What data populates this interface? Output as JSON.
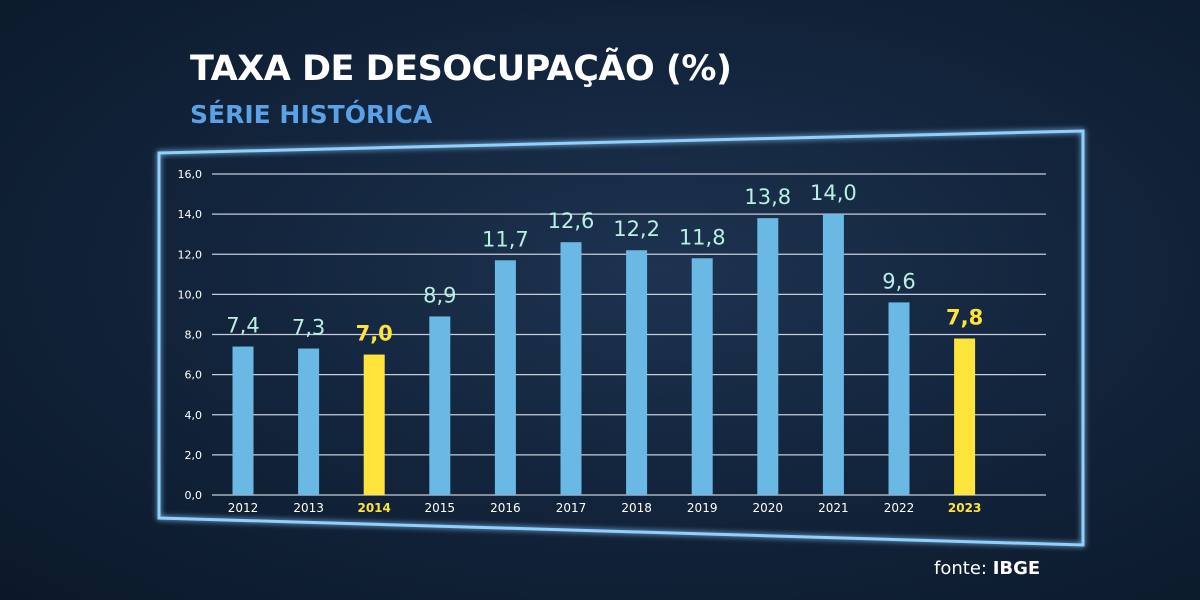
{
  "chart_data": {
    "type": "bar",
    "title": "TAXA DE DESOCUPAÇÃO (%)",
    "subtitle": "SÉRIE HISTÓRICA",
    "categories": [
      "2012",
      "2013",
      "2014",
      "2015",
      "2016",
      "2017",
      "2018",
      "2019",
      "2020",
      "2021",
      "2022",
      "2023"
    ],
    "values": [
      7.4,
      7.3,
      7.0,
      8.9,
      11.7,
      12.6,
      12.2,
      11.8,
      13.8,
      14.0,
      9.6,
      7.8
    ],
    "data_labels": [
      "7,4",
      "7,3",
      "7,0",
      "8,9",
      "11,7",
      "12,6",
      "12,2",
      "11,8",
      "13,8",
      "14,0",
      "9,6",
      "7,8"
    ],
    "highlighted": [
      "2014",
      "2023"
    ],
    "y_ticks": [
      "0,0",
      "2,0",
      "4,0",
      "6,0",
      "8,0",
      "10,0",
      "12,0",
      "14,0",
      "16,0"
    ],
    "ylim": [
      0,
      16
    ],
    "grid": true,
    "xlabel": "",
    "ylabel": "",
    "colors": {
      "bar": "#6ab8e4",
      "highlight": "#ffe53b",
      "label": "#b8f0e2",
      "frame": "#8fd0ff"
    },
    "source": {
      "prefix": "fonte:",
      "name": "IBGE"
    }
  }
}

• [TASK TO COMPLETE]: Reproduce every record word for word. The copy must contain no pictures.

• [ANSWER IN FULL]:
What data populates this interface? Output as JSON.
{
  "chart_data": {
    "type": "bar",
    "title": "TAXA DE DESOCUPAÇÃO (%)",
    "subtitle": "SÉRIE HISTÓRICA",
    "categories": [
      "2012",
      "2013",
      "2014",
      "2015",
      "2016",
      "2017",
      "2018",
      "2019",
      "2020",
      "2021",
      "2022",
      "2023"
    ],
    "values": [
      7.4,
      7.3,
      7.0,
      8.9,
      11.7,
      12.6,
      12.2,
      11.8,
      13.8,
      14.0,
      9.6,
      7.8
    ],
    "data_labels": [
      "7,4",
      "7,3",
      "7,0",
      "8,9",
      "11,7",
      "12,6",
      "12,2",
      "11,8",
      "13,8",
      "14,0",
      "9,6",
      "7,8"
    ],
    "highlighted": [
      "2014",
      "2023"
    ],
    "y_ticks": [
      "0,0",
      "2,0",
      "4,0",
      "6,0",
      "8,0",
      "10,0",
      "12,0",
      "14,0",
      "16,0"
    ],
    "ylim": [
      0,
      16
    ],
    "grid": true,
    "xlabel": "",
    "ylabel": "",
    "colors": {
      "bar": "#6ab8e4",
      "highlight": "#ffe53b",
      "label": "#b8f0e2",
      "frame": "#8fd0ff"
    },
    "source": {
      "prefix": "fonte:",
      "name": "IBGE"
    }
  }
}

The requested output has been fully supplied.